WHAT IS EXPECTED:
Copy, from the entries below, each line in which the string "zdolne" appears.

▼

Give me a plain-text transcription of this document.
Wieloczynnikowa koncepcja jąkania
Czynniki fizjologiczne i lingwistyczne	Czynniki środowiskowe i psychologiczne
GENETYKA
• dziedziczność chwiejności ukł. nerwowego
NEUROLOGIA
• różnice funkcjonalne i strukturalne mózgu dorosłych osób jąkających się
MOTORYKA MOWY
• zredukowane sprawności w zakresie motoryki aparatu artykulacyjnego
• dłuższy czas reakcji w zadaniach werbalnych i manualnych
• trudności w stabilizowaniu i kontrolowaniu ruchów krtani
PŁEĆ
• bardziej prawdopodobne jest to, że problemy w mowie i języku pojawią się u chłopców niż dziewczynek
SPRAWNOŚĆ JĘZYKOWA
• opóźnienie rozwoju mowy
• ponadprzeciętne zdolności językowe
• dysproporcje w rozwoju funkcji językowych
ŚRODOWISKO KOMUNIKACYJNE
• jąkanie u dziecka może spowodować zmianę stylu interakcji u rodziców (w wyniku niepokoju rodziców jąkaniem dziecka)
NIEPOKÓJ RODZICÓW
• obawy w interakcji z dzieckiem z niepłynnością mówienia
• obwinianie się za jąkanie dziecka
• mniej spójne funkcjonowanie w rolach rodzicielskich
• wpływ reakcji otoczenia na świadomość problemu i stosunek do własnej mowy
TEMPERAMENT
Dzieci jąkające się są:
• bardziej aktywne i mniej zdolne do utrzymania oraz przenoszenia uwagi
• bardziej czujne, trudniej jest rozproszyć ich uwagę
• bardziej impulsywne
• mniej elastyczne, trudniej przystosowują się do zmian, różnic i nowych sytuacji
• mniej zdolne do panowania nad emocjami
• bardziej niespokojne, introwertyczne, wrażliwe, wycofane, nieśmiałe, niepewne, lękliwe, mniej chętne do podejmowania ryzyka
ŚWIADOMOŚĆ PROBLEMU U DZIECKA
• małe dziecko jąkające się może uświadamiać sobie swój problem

▲

FULL OUTPUT:
• bardziej aktywne i mniej zdolne do utrzymania oraz przenoszenia uwagi
• mniej zdolne do panowania nad emocjami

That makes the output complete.